- **SHORT TASK**
For each line of the data below that holds "category", copy the line.
----------
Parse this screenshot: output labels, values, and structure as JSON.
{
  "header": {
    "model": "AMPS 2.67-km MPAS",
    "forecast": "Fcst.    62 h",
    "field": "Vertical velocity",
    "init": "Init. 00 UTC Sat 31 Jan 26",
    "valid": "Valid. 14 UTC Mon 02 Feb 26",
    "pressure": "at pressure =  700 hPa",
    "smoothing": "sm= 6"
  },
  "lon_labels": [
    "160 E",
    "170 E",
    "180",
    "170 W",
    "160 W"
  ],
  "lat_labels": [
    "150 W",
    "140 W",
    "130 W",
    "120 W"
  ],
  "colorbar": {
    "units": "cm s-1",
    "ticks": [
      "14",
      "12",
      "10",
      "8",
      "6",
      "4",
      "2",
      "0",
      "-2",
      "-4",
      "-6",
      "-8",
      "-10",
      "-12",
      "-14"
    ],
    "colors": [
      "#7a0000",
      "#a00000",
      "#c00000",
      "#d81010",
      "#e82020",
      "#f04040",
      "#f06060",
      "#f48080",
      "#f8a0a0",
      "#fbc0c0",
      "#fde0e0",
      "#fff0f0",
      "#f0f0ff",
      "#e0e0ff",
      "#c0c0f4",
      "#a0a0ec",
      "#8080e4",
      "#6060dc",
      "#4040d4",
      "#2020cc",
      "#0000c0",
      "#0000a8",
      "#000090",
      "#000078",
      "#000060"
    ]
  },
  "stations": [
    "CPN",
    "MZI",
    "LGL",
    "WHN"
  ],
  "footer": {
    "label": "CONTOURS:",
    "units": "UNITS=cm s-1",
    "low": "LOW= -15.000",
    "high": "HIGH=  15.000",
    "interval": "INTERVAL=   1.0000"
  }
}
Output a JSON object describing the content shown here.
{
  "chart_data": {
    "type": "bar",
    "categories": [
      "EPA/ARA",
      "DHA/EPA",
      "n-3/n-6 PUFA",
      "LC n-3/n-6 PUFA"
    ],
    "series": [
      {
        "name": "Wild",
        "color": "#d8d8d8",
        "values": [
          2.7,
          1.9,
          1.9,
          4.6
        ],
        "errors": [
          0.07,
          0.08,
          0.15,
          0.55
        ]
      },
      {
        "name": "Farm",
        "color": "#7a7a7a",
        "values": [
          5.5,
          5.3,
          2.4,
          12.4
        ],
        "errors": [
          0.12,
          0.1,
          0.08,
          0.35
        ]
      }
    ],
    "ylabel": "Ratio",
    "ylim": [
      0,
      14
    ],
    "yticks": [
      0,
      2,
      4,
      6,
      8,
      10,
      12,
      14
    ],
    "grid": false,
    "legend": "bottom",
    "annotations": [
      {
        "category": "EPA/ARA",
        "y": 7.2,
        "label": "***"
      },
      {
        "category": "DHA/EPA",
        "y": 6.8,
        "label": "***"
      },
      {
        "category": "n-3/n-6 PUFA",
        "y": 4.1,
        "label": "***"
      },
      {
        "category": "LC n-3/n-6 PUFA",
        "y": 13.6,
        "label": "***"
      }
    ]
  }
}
----------
- **REPLY TO THE EXERCISE**
        "category": "EPA/ARA",
        "category": "DHA/EPA",
        "category": "n-3/n-6 PUFA",
        "category": "LC n-3/n-6 PUFA",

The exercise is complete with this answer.